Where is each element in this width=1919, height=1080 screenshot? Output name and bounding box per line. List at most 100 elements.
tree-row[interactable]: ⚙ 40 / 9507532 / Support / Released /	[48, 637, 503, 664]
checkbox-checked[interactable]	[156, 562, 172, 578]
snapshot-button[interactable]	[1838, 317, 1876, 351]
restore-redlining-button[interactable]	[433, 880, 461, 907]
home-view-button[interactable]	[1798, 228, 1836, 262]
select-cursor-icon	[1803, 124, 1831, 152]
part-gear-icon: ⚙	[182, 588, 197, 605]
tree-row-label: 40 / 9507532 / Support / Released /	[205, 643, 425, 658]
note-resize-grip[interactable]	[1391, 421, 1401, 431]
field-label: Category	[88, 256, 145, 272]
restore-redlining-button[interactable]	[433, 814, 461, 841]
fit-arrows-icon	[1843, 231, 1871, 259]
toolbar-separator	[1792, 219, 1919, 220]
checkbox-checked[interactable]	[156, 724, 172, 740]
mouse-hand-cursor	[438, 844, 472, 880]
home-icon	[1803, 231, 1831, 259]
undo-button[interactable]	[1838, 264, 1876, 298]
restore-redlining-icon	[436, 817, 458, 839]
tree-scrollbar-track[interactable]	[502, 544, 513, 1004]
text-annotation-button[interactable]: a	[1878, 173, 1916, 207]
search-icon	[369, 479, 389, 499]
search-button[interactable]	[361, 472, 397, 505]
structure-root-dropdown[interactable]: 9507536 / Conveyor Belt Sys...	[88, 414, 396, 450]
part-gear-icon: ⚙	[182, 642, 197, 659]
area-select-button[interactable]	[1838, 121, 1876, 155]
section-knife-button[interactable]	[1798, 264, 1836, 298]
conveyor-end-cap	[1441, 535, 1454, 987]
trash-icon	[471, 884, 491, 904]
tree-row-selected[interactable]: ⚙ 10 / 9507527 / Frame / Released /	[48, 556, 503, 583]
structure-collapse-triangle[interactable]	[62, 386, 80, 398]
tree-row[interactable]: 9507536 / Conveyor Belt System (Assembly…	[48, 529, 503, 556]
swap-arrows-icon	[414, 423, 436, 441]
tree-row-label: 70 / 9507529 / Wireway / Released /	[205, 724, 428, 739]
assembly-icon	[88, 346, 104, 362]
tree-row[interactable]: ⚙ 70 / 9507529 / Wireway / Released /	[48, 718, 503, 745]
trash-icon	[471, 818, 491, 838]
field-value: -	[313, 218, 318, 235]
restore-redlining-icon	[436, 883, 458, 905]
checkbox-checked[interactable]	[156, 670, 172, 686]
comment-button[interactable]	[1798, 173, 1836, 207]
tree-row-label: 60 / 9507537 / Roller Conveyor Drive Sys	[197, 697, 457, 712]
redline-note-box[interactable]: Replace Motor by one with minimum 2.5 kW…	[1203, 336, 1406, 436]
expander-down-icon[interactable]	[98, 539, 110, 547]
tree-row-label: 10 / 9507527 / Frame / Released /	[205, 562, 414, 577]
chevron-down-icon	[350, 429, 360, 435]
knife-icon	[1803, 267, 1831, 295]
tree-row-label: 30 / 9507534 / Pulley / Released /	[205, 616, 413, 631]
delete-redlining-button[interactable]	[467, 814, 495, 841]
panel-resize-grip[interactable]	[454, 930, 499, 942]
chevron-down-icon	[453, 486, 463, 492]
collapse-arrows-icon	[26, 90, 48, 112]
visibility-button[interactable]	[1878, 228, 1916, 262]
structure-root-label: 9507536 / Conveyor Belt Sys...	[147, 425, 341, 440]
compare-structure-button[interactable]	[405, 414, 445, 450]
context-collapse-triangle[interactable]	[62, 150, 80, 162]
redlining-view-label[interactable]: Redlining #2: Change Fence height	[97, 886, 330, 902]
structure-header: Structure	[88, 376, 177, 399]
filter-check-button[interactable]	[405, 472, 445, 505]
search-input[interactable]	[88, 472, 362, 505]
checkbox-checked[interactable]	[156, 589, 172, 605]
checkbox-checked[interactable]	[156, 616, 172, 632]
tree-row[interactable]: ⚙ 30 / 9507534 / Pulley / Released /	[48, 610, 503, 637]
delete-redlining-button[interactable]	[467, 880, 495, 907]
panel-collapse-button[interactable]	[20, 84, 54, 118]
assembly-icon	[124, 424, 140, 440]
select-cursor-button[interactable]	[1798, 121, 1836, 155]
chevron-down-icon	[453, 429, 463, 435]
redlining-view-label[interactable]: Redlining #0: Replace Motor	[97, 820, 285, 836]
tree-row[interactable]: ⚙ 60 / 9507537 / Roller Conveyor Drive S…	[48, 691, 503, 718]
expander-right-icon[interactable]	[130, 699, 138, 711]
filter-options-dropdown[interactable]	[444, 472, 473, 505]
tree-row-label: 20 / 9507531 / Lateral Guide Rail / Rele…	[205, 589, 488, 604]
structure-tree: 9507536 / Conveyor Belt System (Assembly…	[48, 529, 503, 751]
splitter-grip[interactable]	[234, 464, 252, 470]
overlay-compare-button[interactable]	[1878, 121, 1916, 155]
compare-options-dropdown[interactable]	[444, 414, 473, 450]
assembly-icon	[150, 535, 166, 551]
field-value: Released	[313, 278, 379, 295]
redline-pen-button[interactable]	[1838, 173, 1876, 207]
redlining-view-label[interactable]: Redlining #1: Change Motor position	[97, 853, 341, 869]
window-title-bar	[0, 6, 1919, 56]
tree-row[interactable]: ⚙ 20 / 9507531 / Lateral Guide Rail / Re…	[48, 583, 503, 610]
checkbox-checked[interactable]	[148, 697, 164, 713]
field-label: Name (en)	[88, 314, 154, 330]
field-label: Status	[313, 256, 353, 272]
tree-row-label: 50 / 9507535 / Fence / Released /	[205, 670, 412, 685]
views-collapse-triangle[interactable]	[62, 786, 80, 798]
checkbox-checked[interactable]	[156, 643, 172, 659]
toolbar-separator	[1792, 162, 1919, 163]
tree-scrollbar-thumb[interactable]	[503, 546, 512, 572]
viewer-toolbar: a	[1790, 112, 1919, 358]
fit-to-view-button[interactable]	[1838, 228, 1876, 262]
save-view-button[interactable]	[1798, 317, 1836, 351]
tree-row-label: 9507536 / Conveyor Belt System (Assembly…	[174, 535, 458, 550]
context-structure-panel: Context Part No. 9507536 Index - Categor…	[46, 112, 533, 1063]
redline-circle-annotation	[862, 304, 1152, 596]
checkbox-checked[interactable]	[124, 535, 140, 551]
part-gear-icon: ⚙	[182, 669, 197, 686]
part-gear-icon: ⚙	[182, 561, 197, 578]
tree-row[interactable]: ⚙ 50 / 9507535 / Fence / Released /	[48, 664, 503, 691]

::::::::

■ EXERCISE AIM:
Return every entry above word for word, without changing a single character.

■ EXERCISE OUTPUT:
Where is each element in this width=1919, height=1080 screenshot? Output name and bounding box per line. List at most 100 elements.
tree-row[interactable]: ⚙ 40 / 9507532 / Support / Released /	[48, 637, 503, 664]
checkbox-checked[interactable]	[156, 562, 172, 578]
snapshot-button[interactable]	[1838, 317, 1876, 351]
restore-redlining-button[interactable]	[433, 880, 461, 907]
home-view-button[interactable]	[1798, 228, 1836, 262]
select-cursor-icon	[1803, 124, 1831, 152]
part-gear-icon: ⚙	[182, 588, 197, 605]
tree-row-label: 40 / 9507532 / Support / Released /	[205, 643, 425, 658]
note-resize-grip[interactable]	[1391, 421, 1401, 431]
field-label: Category	[88, 256, 145, 272]
restore-redlining-button[interactable]	[433, 814, 461, 841]
fit-arrows-icon	[1843, 231, 1871, 259]
toolbar-separator	[1792, 219, 1919, 220]
checkbox-checked[interactable]	[156, 724, 172, 740]
mouse-hand-cursor	[438, 844, 472, 880]
home-icon	[1803, 231, 1831, 259]
undo-button[interactable]	[1838, 264, 1876, 298]
restore-redlining-icon	[436, 817, 458, 839]
tree-scrollbar-track[interactable]	[502, 544, 513, 1004]
text-annotation-button[interactable]: a	[1878, 173, 1916, 207]
search-icon	[369, 479, 389, 499]
search-button[interactable]	[361, 472, 397, 505]
structure-root-dropdown[interactable]: 9507536 / Conveyor Belt Sys...	[88, 414, 396, 450]
part-gear-icon: ⚙	[182, 642, 197, 659]
area-select-button[interactable]	[1838, 121, 1876, 155]
section-knife-button[interactable]	[1798, 264, 1836, 298]
conveyor-end-cap	[1441, 535, 1454, 987]
trash-icon	[471, 884, 491, 904]
tree-row-selected[interactable]: ⚙ 10 / 9507527 / Frame / Released /	[48, 556, 503, 583]
structure-collapse-triangle[interactable]	[62, 386, 80, 398]
tree-row[interactable]: 9507536 / Conveyor Belt System (Assembly…	[48, 529, 503, 556]
swap-arrows-icon	[414, 423, 436, 441]
tree-row-label: 70 / 9507529 / Wireway / Released /	[205, 724, 428, 739]
assembly-icon	[88, 346, 104, 362]
tree-row[interactable]: ⚙ 70 / 9507529 / Wireway / Released /	[48, 718, 503, 745]
trash-icon	[471, 818, 491, 838]
field-value: -	[313, 218, 318, 235]
restore-redlining-icon	[436, 883, 458, 905]
checkbox-checked[interactable]	[156, 670, 172, 686]
comment-button[interactable]	[1798, 173, 1836, 207]
tree-row-label: 60 / 9507537 / Roller Conveyor Drive Sys	[197, 697, 457, 712]
redline-note-box[interactable]: Replace Motor by one with minimum 2.5 kW…	[1203, 336, 1406, 436]
expander-down-icon[interactable]	[98, 539, 110, 547]
tree-row-label: 10 / 9507527 / Frame / Released /	[205, 562, 414, 577]
chevron-down-icon	[350, 429, 360, 435]
knife-icon	[1803, 267, 1831, 295]
tree-row-label: 30 / 9507534 / Pulley / Released /	[205, 616, 413, 631]
delete-redlining-button[interactable]	[467, 814, 495, 841]
panel-resize-grip[interactable]	[454, 930, 499, 942]
chevron-down-icon	[453, 486, 463, 492]
collapse-arrows-icon	[26, 90, 48, 112]
visibility-button[interactable]	[1878, 228, 1916, 262]
structure-root-label: 9507536 / Conveyor Belt Sys...	[147, 425, 341, 440]
compare-structure-button[interactable]	[405, 414, 445, 450]
context-collapse-triangle[interactable]	[62, 150, 80, 162]
redlining-view-label[interactable]: Redlining #2: Change Fence height	[97, 886, 330, 902]
structure-header: Structure	[88, 376, 177, 399]
filter-check-button[interactable]	[405, 472, 445, 505]
search-input[interactable]	[88, 472, 362, 505]
checkbox-checked[interactable]	[156, 589, 172, 605]
checkbox-checked[interactable]	[156, 616, 172, 632]
tree-row[interactable]: ⚙ 30 / 9507534 / Pulley / Released /	[48, 610, 503, 637]
delete-redlining-button[interactable]	[467, 880, 495, 907]
panel-collapse-button[interactable]	[20, 84, 54, 118]
assembly-icon	[124, 424, 140, 440]
select-cursor-button[interactable]	[1798, 121, 1836, 155]
chevron-down-icon	[453, 429, 463, 435]
redlining-view-label[interactable]: Redlining #0: Replace Motor	[97, 820, 285, 836]
tree-row[interactable]: ⚙ 60 / 9507537 / Roller Conveyor Drive S…	[48, 691, 503, 718]
expander-right-icon[interactable]	[130, 699, 138, 711]
filter-options-dropdown[interactable]	[444, 472, 473, 505]
tree-row-label: 20 / 9507531 / Lateral Guide Rail / Rele…	[205, 589, 488, 604]
structure-tree: 9507536 / Conveyor Belt System (Assembly…	[48, 529, 503, 751]
splitter-grip[interactable]	[234, 464, 252, 470]
overlay-compare-button[interactable]	[1878, 121, 1916, 155]
compare-options-dropdown[interactable]	[444, 414, 473, 450]
assembly-icon	[150, 535, 166, 551]
field-value: Released	[313, 278, 379, 295]
redline-pen-button[interactable]	[1838, 173, 1876, 207]
redlining-view-label[interactable]: Redlining #1: Change Motor position	[97, 853, 341, 869]
window-title-bar	[0, 6, 1919, 56]
tree-row[interactable]: ⚙ 20 / 9507531 / Lateral Guide Rail / Re…	[48, 583, 503, 610]
checkbox-checked[interactable]	[148, 697, 164, 713]
field-label: Name (en)	[88, 314, 154, 330]
field-label: Status	[313, 256, 353, 272]
tree-row-label: 50 / 9507535 / Fence / Released /	[205, 670, 412, 685]
views-collapse-triangle[interactable]	[62, 786, 80, 798]
checkbox-checked[interactable]	[156, 643, 172, 659]
toolbar-separator	[1792, 162, 1919, 163]
tree-scrollbar-thumb[interactable]	[503, 546, 512, 572]
viewer-toolbar: a	[1790, 112, 1919, 358]
fit-to-view-button[interactable]	[1838, 228, 1876, 262]
save-view-button[interactable]	[1798, 317, 1836, 351]
tree-row-label: 9507536 / Conveyor Belt System (Assembly…	[174, 535, 458, 550]
context-structure-panel: Context Part No. 9507536 Index - Categor…	[46, 112, 533, 1063]
redline-circle-annotation	[862, 304, 1152, 596]
checkbox-checked[interactable]	[124, 535, 140, 551]
part-gear-icon: ⚙	[182, 669, 197, 686]
part-gear-icon: ⚙	[182, 561, 197, 578]
tree-row[interactable]: ⚙ 50 / 9507535 / Fence / Released /	[48, 664, 503, 691]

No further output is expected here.